#### The input

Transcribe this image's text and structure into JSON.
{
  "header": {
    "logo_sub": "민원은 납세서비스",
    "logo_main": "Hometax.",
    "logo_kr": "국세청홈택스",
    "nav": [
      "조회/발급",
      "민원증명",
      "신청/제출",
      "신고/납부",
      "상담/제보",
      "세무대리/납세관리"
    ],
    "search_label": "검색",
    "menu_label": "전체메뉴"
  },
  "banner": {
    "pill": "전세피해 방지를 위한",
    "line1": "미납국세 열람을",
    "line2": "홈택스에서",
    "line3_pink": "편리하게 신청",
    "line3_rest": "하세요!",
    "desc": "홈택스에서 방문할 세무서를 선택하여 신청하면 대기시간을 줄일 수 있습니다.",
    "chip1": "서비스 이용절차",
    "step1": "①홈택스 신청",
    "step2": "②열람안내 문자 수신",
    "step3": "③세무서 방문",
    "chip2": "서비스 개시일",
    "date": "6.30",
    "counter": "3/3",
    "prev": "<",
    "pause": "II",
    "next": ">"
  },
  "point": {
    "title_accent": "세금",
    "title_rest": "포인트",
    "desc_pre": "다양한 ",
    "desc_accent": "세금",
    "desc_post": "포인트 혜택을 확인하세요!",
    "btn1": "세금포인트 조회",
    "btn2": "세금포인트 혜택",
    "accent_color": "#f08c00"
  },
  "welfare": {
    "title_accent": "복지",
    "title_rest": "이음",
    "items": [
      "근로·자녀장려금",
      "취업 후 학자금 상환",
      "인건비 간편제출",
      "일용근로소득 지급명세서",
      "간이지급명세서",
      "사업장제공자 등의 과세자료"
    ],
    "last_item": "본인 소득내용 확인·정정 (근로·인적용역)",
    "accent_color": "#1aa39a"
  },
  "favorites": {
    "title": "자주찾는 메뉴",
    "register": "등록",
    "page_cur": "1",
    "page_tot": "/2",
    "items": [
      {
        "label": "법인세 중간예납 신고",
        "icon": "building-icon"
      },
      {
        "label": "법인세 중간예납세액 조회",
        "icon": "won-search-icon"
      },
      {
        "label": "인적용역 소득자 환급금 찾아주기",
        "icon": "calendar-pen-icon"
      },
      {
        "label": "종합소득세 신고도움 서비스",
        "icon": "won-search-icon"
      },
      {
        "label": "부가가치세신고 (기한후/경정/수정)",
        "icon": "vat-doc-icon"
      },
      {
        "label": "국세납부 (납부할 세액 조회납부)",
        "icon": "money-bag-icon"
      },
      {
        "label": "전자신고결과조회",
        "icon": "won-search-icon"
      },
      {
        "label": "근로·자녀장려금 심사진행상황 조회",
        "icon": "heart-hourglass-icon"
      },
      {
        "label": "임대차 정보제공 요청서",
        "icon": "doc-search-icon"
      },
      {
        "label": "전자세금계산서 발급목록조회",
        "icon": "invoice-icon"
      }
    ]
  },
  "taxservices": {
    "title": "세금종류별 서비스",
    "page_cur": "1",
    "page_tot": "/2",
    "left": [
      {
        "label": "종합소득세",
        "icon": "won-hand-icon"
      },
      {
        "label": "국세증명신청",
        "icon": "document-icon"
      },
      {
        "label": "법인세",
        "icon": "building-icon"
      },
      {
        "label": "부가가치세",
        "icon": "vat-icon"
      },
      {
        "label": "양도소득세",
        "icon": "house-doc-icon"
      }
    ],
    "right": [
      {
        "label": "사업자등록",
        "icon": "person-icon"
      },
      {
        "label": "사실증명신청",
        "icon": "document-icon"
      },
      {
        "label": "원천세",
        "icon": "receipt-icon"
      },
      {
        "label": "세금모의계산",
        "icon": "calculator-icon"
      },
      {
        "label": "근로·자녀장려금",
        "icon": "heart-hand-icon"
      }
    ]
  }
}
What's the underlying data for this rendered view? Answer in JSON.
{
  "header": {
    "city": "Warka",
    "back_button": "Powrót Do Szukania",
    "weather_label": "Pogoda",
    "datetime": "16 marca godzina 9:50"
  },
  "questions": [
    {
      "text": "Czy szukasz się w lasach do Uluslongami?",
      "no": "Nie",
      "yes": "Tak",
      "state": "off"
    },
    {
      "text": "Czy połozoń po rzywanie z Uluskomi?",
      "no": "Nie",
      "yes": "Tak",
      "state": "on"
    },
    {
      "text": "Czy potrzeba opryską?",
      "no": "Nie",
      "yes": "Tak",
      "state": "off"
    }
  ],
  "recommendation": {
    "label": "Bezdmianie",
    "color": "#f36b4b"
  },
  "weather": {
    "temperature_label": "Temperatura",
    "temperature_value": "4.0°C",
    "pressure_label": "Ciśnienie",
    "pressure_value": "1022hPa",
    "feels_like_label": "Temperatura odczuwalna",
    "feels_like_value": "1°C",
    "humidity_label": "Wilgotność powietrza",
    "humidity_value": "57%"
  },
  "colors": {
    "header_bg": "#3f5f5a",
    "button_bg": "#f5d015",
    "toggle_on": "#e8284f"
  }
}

########

● Set problem
Word for word, write out the data.

● Solved exercise
Transcribe this image's text and structure into JSON.
{
  "header": {
    "logo_sub": "민원은 납세서비스",
    "logo_main": "Hometax.",
    "logo_kr": "국세청홈택스",
    "nav": [
      "조회/발급",
      "민원증명",
      "신청/제출",
      "신고/납부",
      "상담/제보",
      "세무대리/납세관리"
    ],
    "search_label": "검색",
    "menu_label": "전체메뉴"
  },
  "banner": {
    "pill": "전세피해 방지를 위한",
    "line1": "미납국세 열람을",
    "line2": "홈택스에서",
    "line3_pink": "편리하게 신청",
    "line3_rest": "하세요!",
    "desc": "홈택스에서 방문할 세무서를 선택하여 신청하면 대기시간을 줄일 수 있습니다.",
    "chip1": "서비스 이용절차",
    "step1": "①홈택스 신청",
    "step2": "②열람안내 문자 수신",
    "step3": "③세무서 방문",
    "chip2": "서비스 개시일",
    "date": "6.30",
    "counter": "3/3",
    "prev": "<",
    "pause": "II",
    "next": ">"
  },
  "point": {
    "title_accent": "세금",
    "title_rest": "포인트",
    "desc_pre": "다양한 ",
    "desc_accent": "세금",
    "desc_post": "포인트 혜택을 확인하세요!",
    "btn1": "세금포인트 조회",
    "btn2": "세금포인트 혜택",
    "accent_color": "#f08c00"
  },
  "welfare": {
    "title_accent": "복지",
    "title_rest": "이음",
    "items": [
      "근로·자녀장려금",
      "취업 후 학자금 상환",
      "인건비 간편제출",
      "일용근로소득 지급명세서",
      "간이지급명세서",
      "사업장제공자 등의 과세자료"
    ],
    "last_item": "본인 소득내용 확인·정정 (근로·인적용역)",
    "accent_color": "#1aa39a"
  },
  "favorites": {
    "title": "자주찾는 메뉴",
    "register": "등록",
    "page_cur": "1",
    "page_tot": "/2",
    "items": [
      {
        "label": "법인세 중간예납 신고",
        "icon": "building-icon"
      },
      {
        "label": "법인세 중간예납세액 조회",
        "icon": "won-search-icon"
      },
      {
        "label": "인적용역 소득자 환급금 찾아주기",
        "icon": "calendar-pen-icon"
      },
      {
        "label": "종합소득세 신고도움 서비스",
        "icon": "won-search-icon"
      },
      {
        "label": "부가가치세신고 (기한후/경정/수정)",
        "icon": "vat-doc-icon"
      },
      {
        "label": "국세납부 (납부할 세액 조회납부)",
        "icon": "money-bag-icon"
      },
      {
        "label": "전자신고결과조회",
        "icon": "won-search-icon"
      },
      {
        "label": "근로·자녀장려금 심사진행상황 조회",
        "icon": "heart-hourglass-icon"
      },
      {
        "label": "임대차 정보제공 요청서",
        "icon": "doc-search-icon"
      },
      {
        "label": "전자세금계산서 발급목록조회",
        "icon": "invoice-icon"
      }
    ]
  },
  "taxservices": {
    "title": "세금종류별 서비스",
    "page_cur": "1",
    "page_tot": "/2",
    "left": [
      {
        "label": "종합소득세",
        "icon": "won-hand-icon"
      },
      {
        "label": "국세증명신청",
        "icon": "document-icon"
      },
      {
        "label": "법인세",
        "icon": "building-icon"
      },
      {
        "label": "부가가치세",
        "icon": "vat-icon"
      },
      {
        "label": "양도소득세",
        "icon": "house-doc-icon"
      }
    ],
    "right": [
      {
        "label": "사업자등록",
        "icon": "person-icon"
      },
      {
        "label": "사실증명신청",
        "icon": "document-icon"
      },
      {
        "label": "원천세",
        "icon": "receipt-icon"
      },
      {
        "label": "세금모의계산",
        "icon": "calculator-icon"
      },
      {
        "label": "근로·자녀장려금",
        "icon": "heart-hand-icon"
      }
    ]
  }
}
What's the underlying data for this rendered view? Answer in JSON.
{
  "header": {
    "city": "Warka",
    "back_button": "Powrót Do Szukania",
    "weather_label": "Pogoda",
    "datetime": "16 marca godzina 9:50"
  },
  "questions": [
    {
      "text": "Czy szukasz się w lasach do Uluslongami?",
      "no": "Nie",
      "yes": "Tak",
      "state": "off"
    },
    {
      "text": "Czy połozoń po rzywanie z Uluskomi?",
      "no": "Nie",
      "yes": "Tak",
      "state": "on"
    },
    {
      "text": "Czy potrzeba opryską?",
      "no": "Nie",
      "yes": "Tak",
      "state": "off"
    }
  ],
  "recommendation": {
    "label": "Bezdmianie",
    "color": "#f36b4b"
  },
  "weather": {
    "temperature_label": "Temperatura",
    "temperature_value": "4.0°C",
    "pressure_label": "Ciśnienie",
    "pressure_value": "1022hPa",
    "feels_like_label": "Temperatura odczuwalna",
    "feels_like_value": "1°C",
    "humidity_label": "Wilgotność powietrza",
    "humidity_value": "57%"
  },
  "colors": {
    "header_bg": "#3f5f5a",
    "button_bg": "#f5d015",
    "toggle_on": "#e8284f"
  }
}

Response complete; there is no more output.